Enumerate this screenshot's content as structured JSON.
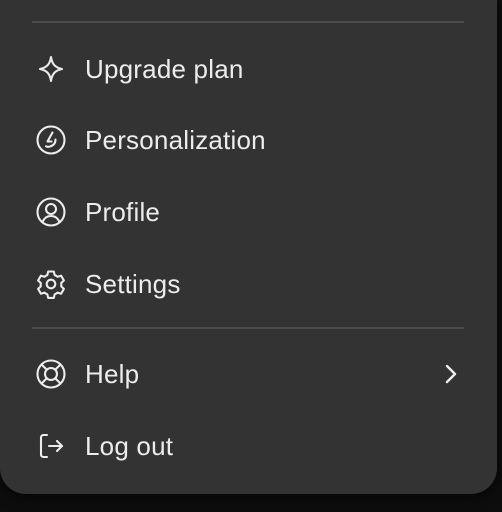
{
  "menu": {
    "items": [
      {
        "label": "Upgrade plan",
        "icon": "sparkle-icon"
      },
      {
        "label": "Personalization",
        "icon": "personalization-icon"
      },
      {
        "label": "Profile",
        "icon": "user-circle-icon"
      },
      {
        "label": "Settings",
        "icon": "gear-icon"
      },
      {
        "label": "Help",
        "icon": "lifebuoy-icon",
        "submenu_icon": "chevron-right-icon"
      },
      {
        "label": "Log out",
        "icon": "logout-icon"
      }
    ]
  },
  "colors": {
    "background": "#333333",
    "text": "#ececec",
    "divider": "#4b4b4b"
  }
}
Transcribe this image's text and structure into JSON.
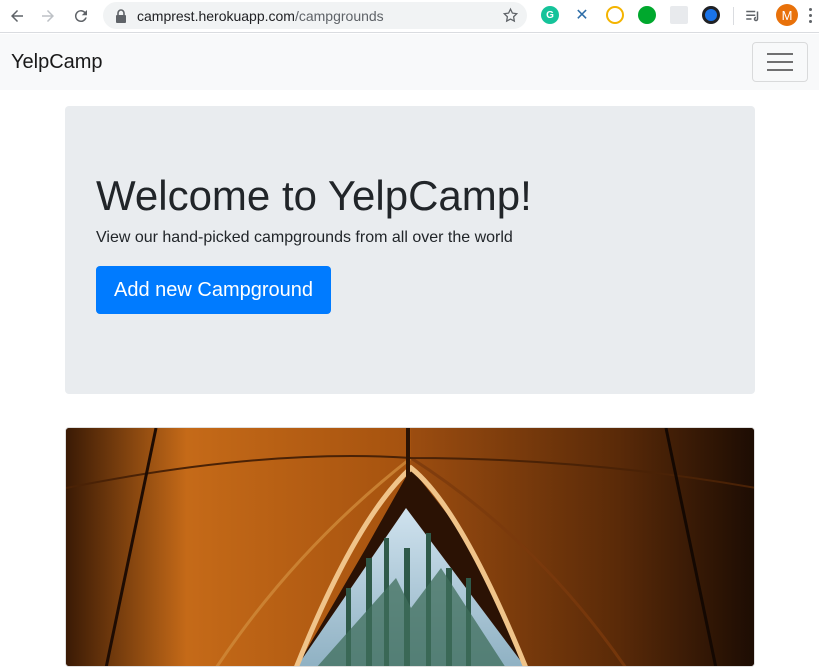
{
  "browser": {
    "url_host": "camprest.herokuapp.com",
    "url_path": "/campgrounds",
    "profile_initial": "M",
    "extensions": [
      {
        "name": "grammarly-icon",
        "color": "#15c39a"
      },
      {
        "name": "x-tool-icon",
        "color": "#2f6ea8"
      },
      {
        "name": "chrome-ext-icon",
        "color": "#f4b400"
      },
      {
        "name": "evernote-icon",
        "color": "#00a82d"
      },
      {
        "name": "grid-ext-icon",
        "color": "#9aa0a6"
      },
      {
        "name": "circle-ext-icon",
        "color": "#1a73e8"
      }
    ]
  },
  "navbar": {
    "brand": "YelpCamp"
  },
  "jumbotron": {
    "title": "Welcome to YelpCamp!",
    "lead": "View our hand-picked campgrounds from all over the world",
    "button_label": "Add new Campground"
  },
  "colors": {
    "primary": "#007bff",
    "jumbotron_bg": "#e9ecef",
    "navbar_bg": "#f8f9fa"
  }
}
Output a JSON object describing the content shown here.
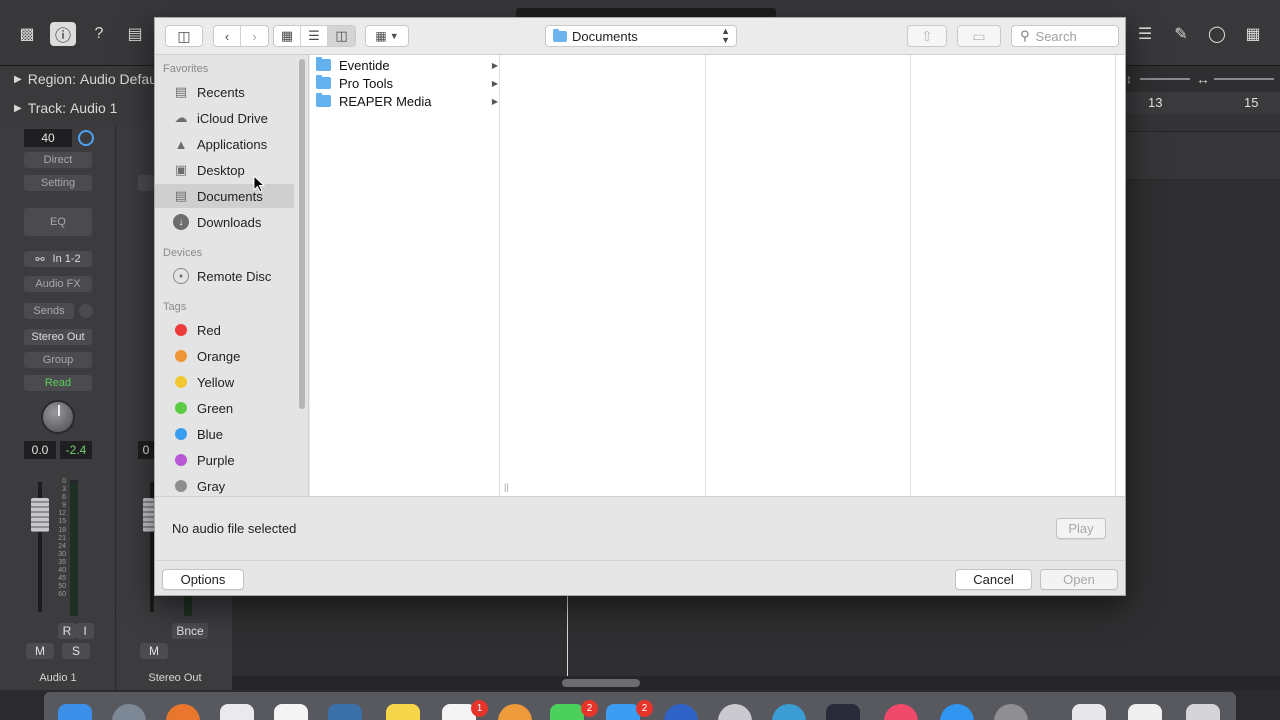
{
  "logic": {
    "region_label": "Region:",
    "region_name": "Audio Defau",
    "track_label": "Track:",
    "track_name": "Audio 1",
    "ruler": [
      "13",
      "15"
    ],
    "strip1": {
      "value_lcd": "40",
      "direct": "Direct",
      "setting": "Setting",
      "eq": "EQ",
      "input": "In 1-2",
      "audio_fx": "Audio FX",
      "sends": "Sends",
      "output": "Stereo Out",
      "group": "Group",
      "automation": "Read",
      "pan_value": "0.0",
      "peak_value": "-2.4",
      "rec_btn": "R",
      "input_btn": "I",
      "mute": "M",
      "solo": "S",
      "name": "Audio 1"
    },
    "strip2": {
      "pan_value": "0",
      "bounce": "Bnce",
      "mute": "M",
      "name": "Stereo Out"
    },
    "meter_scale": [
      "0",
      "3",
      "6",
      "9",
      "12",
      "15",
      "18",
      "21",
      "24",
      "30",
      "35",
      "40",
      "45",
      "50",
      "60"
    ],
    "dock_badges": [
      "1",
      "2",
      "2"
    ]
  },
  "dialog": {
    "location": "Documents",
    "search_placeholder": "Search",
    "sidebar": {
      "favorites_header": "Favorites",
      "favorites": [
        {
          "label": "Recents",
          "icon": "recents-icon"
        },
        {
          "label": "iCloud Drive",
          "icon": "cloud-icon"
        },
        {
          "label": "Applications",
          "icon": "applications-icon"
        },
        {
          "label": "Desktop",
          "icon": "desktop-icon"
        },
        {
          "label": "Documents",
          "icon": "documents-icon",
          "selected": true
        },
        {
          "label": "Downloads",
          "icon": "downloads-icon"
        }
      ],
      "devices_header": "Devices",
      "devices": [
        {
          "label": "Remote Disc",
          "icon": "disc-icon"
        }
      ],
      "tags_header": "Tags",
      "tags": [
        {
          "label": "Red",
          "color": "#ec3b3b"
        },
        {
          "label": "Orange",
          "color": "#f09536"
        },
        {
          "label": "Yellow",
          "color": "#f1c832"
        },
        {
          "label": "Green",
          "color": "#5ccb43"
        },
        {
          "label": "Blue",
          "color": "#3a9ef0"
        },
        {
          "label": "Purple",
          "color": "#b957d6"
        },
        {
          "label": "Gray",
          "color": "#8d8d8d"
        }
      ]
    },
    "files": [
      "Eventide",
      "Pro Tools",
      "REAPER Media"
    ],
    "preview_status": "No audio file selected",
    "play_label": "Play",
    "options_label": "Options",
    "cancel_label": "Cancel",
    "open_label": "Open"
  }
}
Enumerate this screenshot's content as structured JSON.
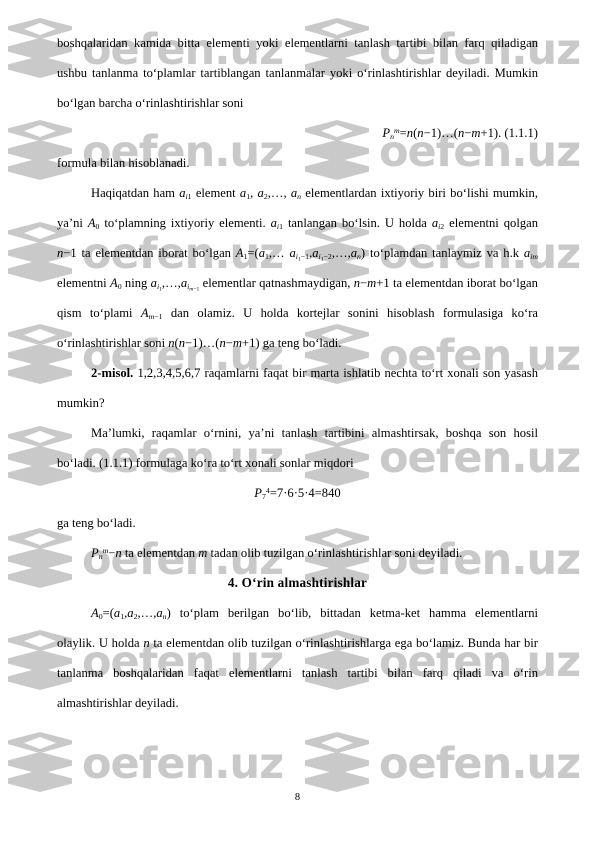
{
  "document": {
    "page_number": "8",
    "language": "uz",
    "watermark": {
      "text": "oefen.uz",
      "logo_icon": "stacked-diamond-logo-icon",
      "color": "#c9c9c9"
    }
  },
  "paragraphs": {
    "p1": "boshqalaridan kamida bitta elementi yoki elementlarni tanlash tartibi bilan farq qiladigan ushbu tanlanma to‘plamlar tartiblangan tanlanmalar yoki o‘rinlashtirishlar deyiladi. Mumkin bo‘lgan barcha o‘rinlashtirishlar soni",
    "p2_after_formula": "formula bilan hisoblanadi.",
    "p3_seg1": "Haqiqatdan ham",
    "p3_seg2": "element",
    "p3_seg3": "elementlardan ixtiyoriy biri bo‘lishi mumkin, ya’ni",
    "p3_seg4": "to‘plamning ixtiyoriy elementi.",
    "p3_seg5": "tanlangan bo‘lsin. U holda",
    "p3_seg6": "elementni qolgan",
    "p3_seg7": "ta elementdan iborat bo‘lgan",
    "p3_seg8": "to‘plamdan tanlaymiz va h.k",
    "p3_seg9": "elementni",
    "p3_seg10": "ning",
    "p3_seg11": "elementlar qatnashmaydigan,",
    "p3_seg12": "ta elementdan iborat bo‘lgan qism to‘plami",
    "p3_seg13": "dan olamiz. U holda kortejlar sonini hisoblash formulasiga ko‘ra o‘rinlashtirishlar soni",
    "p3_seg14": "ga teng bo‘ladi.",
    "example_label": "2-misol.",
    "example_digits": "1,2,3,4,5,6,7",
    "example_text": "raqamlarni faqat bir marta ishlatib nechta to‘rt xonali son yasash mumkin?",
    "p5": "Ma’lumki, raqamlar o‘rnini, ya’ni tanlash tartibini almashtirsak, boshqa son hosil bo‘ladi. (1.1.1) formulaga ko‘ra to‘rt xonali sonlar miqdori",
    "p6_after_formula": "ga teng bo‘ladi.",
    "p7_seg1": "ta elementdan",
    "p7_seg2": "tadan olib tuzilgan o‘rinlashtirishlar soni deyiladi.",
    "section_heading": "4.  O‘rin   almashtirishlar",
    "p8_seg1": "to‘plam berilgan bo‘lib, bittadan ketma-ket hamma elementlarni olaylik. U holda",
    "p8_seg2": "ta elementdan olib tuzilgan o‘rinlashtirishlarga ega bo‘lamiz. Bunda har bir tanlanma boshqalaridan faqat elementlarni tanlash tartibi bilan farq qiladi va o‘rin almashtirishlar deyiladi."
  },
  "formulas": {
    "f1_display": "P_n^m = n(n−1)…(n−m+1) .",
    "f1_number": "(1.1.1)",
    "f2_display": "P_7^4 = 7·6·5·4 = 840",
    "inline_a_i1": "a_i1",
    "inline_a_list": "a_1, a_2, …, a_n",
    "inline_A0": "A_0",
    "inline_a_i2": "a_i2",
    "inline_n_minus_1": "n−1",
    "inline_A1_set": "A_1 = (a_1, … a_i1−1, a_i1−2, …, a_n)",
    "inline_a_im": "a_im",
    "inline_a_i_seq": "a_i1, …, a_i(m−1)",
    "inline_n_m_1": "n−m+1",
    "inline_A_m_1": "A_m−1",
    "inline_product": "n(n−1)…(n−m+1)",
    "inline_Pnm_minus_n": "P_n^m − n",
    "inline_m": "m",
    "inline_A0_set": "A_0 = (a_1, a_2, …, a_n)",
    "inline_n": "n"
  }
}
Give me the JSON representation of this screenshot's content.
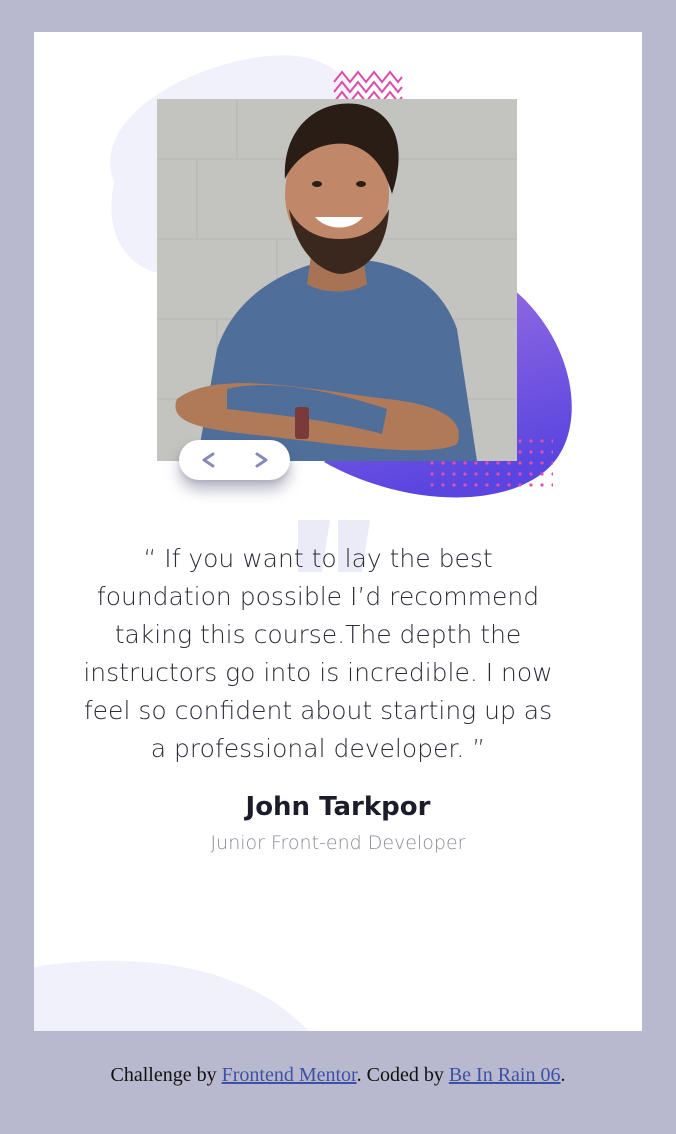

○ ○ ○ ○ ○

■ TASK STATEMENT ■
From the listing above, print every entry precisely and drop the pictures.

■ SOLUTION FOR THIS TASK ■
Enumerate this screenshot's content as structured JSON.
{
  "menu": {
    "items": [
      {
        "label": "Upgrade plan",
        "icon": "sparkle-icon"
      },
      {
        "label": "Personalization",
        "icon": "personalization-icon"
      },
      {
        "label": "Profile",
        "icon": "user-circle-icon"
      },
      {
        "label": "Settings",
        "icon": "gear-icon"
      },
      {
        "label": "Help",
        "icon": "lifebuoy-icon",
        "submenu_icon": "chevron-right-icon"
      },
      {
        "label": "Log out",
        "icon": "logout-icon"
      }
    ]
  },
  "colors": {
    "background": "#333333",
    "text": "#ececec",
    "divider": "#4b4b4b"
  }
}
Transcribe this image's text and structure into JSON.
{
  "browser": {
    "url_host": "camprest.herokuapp.com",
    "url_path": "/campgrounds",
    "profile_initial": "M",
    "extensions": [
      {
        "name": "grammarly-icon",
        "color": "#15c39a"
      },
      {
        "name": "x-tool-icon",
        "color": "#2f6ea8"
      },
      {
        "name": "chrome-ext-icon",
        "color": "#f4b400"
      },
      {
        "name": "evernote-icon",
        "color": "#00a82d"
      },
      {
        "name": "grid-ext-icon",
        "color": "#9aa0a6"
      },
      {
        "name": "circle-ext-icon",
        "color": "#1a73e8"
      }
    ]
  },
  "navbar": {
    "brand": "YelpCamp"
  },
  "jumbotron": {
    "title": "Welcome to YelpCamp!",
    "lead": "View our hand-picked campgrounds from all over the world",
    "button_label": "Add new Campground"
  },
  "colors": {
    "primary": "#007bff",
    "jumbotron_bg": "#e9ecef",
    "navbar_bg": "#f8f9fa"
  }
}
Output a JSON object describing the content shown here.
{
  "logic": {
    "region_label": "Region:",
    "region_name": "Audio Defau",
    "track_label": "Track:",
    "track_name": "Audio 1",
    "ruler": [
      "13",
      "15"
    ],
    "strip1": {
      "value_lcd": "40",
      "direct": "Direct",
      "setting": "Setting",
      "eq": "EQ",
      "input": "In 1-2",
      "audio_fx": "Audio FX",
      "sends": "Sends",
      "output": "Stereo Out",
      "group": "Group",
      "automation": "Read",
      "pan_value": "0.0",
      "peak_value": "-2.4",
      "rec_btn": "R",
      "input_btn": "I",
      "mute": "M",
      "solo": "S",
      "name": "Audio 1"
    },
    "strip2": {
      "pan_value": "0",
      "bounce": "Bnce",
      "mute": "M",
      "name": "Stereo Out"
    },
    "meter_scale": [
      "0",
      "3",
      "6",
      "9",
      "12",
      "15",
      "18",
      "21",
      "24",
      "30",
      "35",
      "40",
      "45",
      "50",
      "60"
    ],
    "dock_badges": [
      "1",
      "2",
      "2"
    ]
  },
  "dialog": {
    "location": "Documents",
    "search_placeholder": "Search",
    "sidebar": {
      "favorites_header": "Favorites",
      "favorites": [
        {
          "label": "Recents",
          "icon": "recents-icon"
        },
        {
          "label": "iCloud Drive",
          "icon": "cloud-icon"
        },
        {
          "label": "Applications",
          "icon": "applications-icon"
        },
        {
          "label": "Desktop",
          "icon": "desktop-icon"
        },
        {
          "label": "Documents",
          "icon": "documents-icon",
          "selected": true
        },
        {
          "label": "Downloads",
          "icon": "downloads-icon"
        }
      ],
      "devices_header": "Devices",
      "devices": [
        {
          "label": "Remote Disc",
          "icon": "disc-icon"
        }
      ],
      "tags_header": "Tags",
      "tags": [
        {
          "label": "Red",
          "color": "#ec3b3b"
        },
        {
          "label": "Orange",
          "color": "#f09536"
        },
        {
          "label": "Yellow",
          "color": "#f1c832"
        },
        {
          "label": "Green",
          "color": "#5ccb43"
        },
        {
          "label": "Blue",
          "color": "#3a9ef0"
        },
        {
          "label": "Purple",
          "color": "#b957d6"
        },
        {
          "label": "Gray",
          "color": "#8d8d8d"
        }
      ]
    },
    "files": [
      "Eventide",
      "Pro Tools",
      "REAPER Media"
    ],
    "preview_status": "No audio file selected",
    "play_label": "Play",
    "options_label": "Options",
    "cancel_label": "Cancel",
    "open_label": "Open"
  }
}
Enumerate this screenshot's content as structured JSON.
{
  "document": {
    "page_number": "8",
    "language": "uz",
    "watermark": {
      "text": "oefen.uz",
      "logo_icon": "stacked-diamond-logo-icon",
      "color": "#c9c9c9"
    }
  },
  "paragraphs": {
    "p1": "boshqalaridan kamida bitta elementi yoki elementlarni tanlash tartibi bilan farq qiladigan ushbu tanlanma to‘plamlar tartiblangan tanlanmalar yoki o‘rinlashtirishlar deyiladi. Mumkin bo‘lgan barcha o‘rinlashtirishlar soni",
    "p2_after_formula": "formula bilan hisoblanadi.",
    "p3_seg1": "Haqiqatdan ham",
    "p3_seg2": "element",
    "p3_seg3": "elementlardan ixtiyoriy biri bo‘lishi mumkin, ya’ni",
    "p3_seg4": "to‘plamning ixtiyoriy elementi.",
    "p3_seg5": "tanlangan bo‘lsin. U holda",
    "p3_seg6": "elementni qolgan",
    "p3_seg7": "ta elementdan iborat bo‘lgan",
    "p3_seg8": "to‘plamdan tanlaymiz va h.k",
    "p3_seg9": "elementni",
    "p3_seg10": "ning",
    "p3_seg11": "elementlar qatnashmaydigan,",
    "p3_seg12": "ta elementdan iborat bo‘lgan qism to‘plami",
    "p3_seg13": "dan olamiz. U holda kortejlar sonini hisoblash formulasiga ko‘ra o‘rinlashtirishlar soni",
    "p3_seg14": "ga teng bo‘ladi.",
    "example_label": "2-misol.",
    "example_digits": "1,2,3,4,5,6,7",
    "example_text": "raqamlarni faqat bir marta ishlatib nechta to‘rt xonali son yasash mumkin?",
    "p5": "Ma’lumki, raqamlar o‘rnini, ya’ni tanlash tartibini almashtirsak, boshqa son hosil bo‘ladi. (1.1.1) formulaga ko‘ra to‘rt xonali sonlar miqdori",
    "p6_after_formula": "ga teng bo‘ladi.",
    "p7_seg1": "ta elementdan",
    "p7_seg2": "tadan olib tuzilgan o‘rinlashtirishlar soni deyiladi.",
    "section_heading": "4.  O‘rin   almashtirishlar",
    "p8_seg1": "to‘plam berilgan bo‘lib, bittadan ketma-ket hamma elementlarni olaylik. U holda",
    "p8_seg2": "ta elementdan olib tuzilgan o‘rinlashtirishlarga ega bo‘lamiz. Bunda har bir tanlanma boshqalaridan faqat elementlarni tanlash tartibi bilan farq qiladi va o‘rin almashtirishlar deyiladi."
  },
  "formulas": {
    "f1_display": "P_n^m = n(n−1)…(n−m+1) .",
    "f1_number": "(1.1.1)",
    "f2_display": "P_7^4 = 7·6·5·4 = 840",
    "inline_a_i1": "a_i1",
    "inline_a_list": "a_1, a_2, …, a_n",
    "inline_A0": "A_0",
    "inline_a_i2": "a_i2",
    "inline_n_minus_1": "n−1",
    "inline_A1_set": "A_1 = (a_1, … a_i1−1, a_i1−2, …, a_n)",
    "inline_a_im": "a_im",
    "inline_a_i_seq": "a_i1, …, a_i(m−1)",
    "inline_n_m_1": "n−m+1",
    "inline_A_m_1": "A_m−1",
    "inline_product": "n(n−1)…(n−m+1)",
    "inline_Pnm_minus_n": "P_n^m − n",
    "inline_m": "m",
    "inline_A0_set": "A_0 = (a_1, a_2, …, a_n)",
    "inline_n": "n"
  }
}
Give me the JSON representation of this screenshot's content.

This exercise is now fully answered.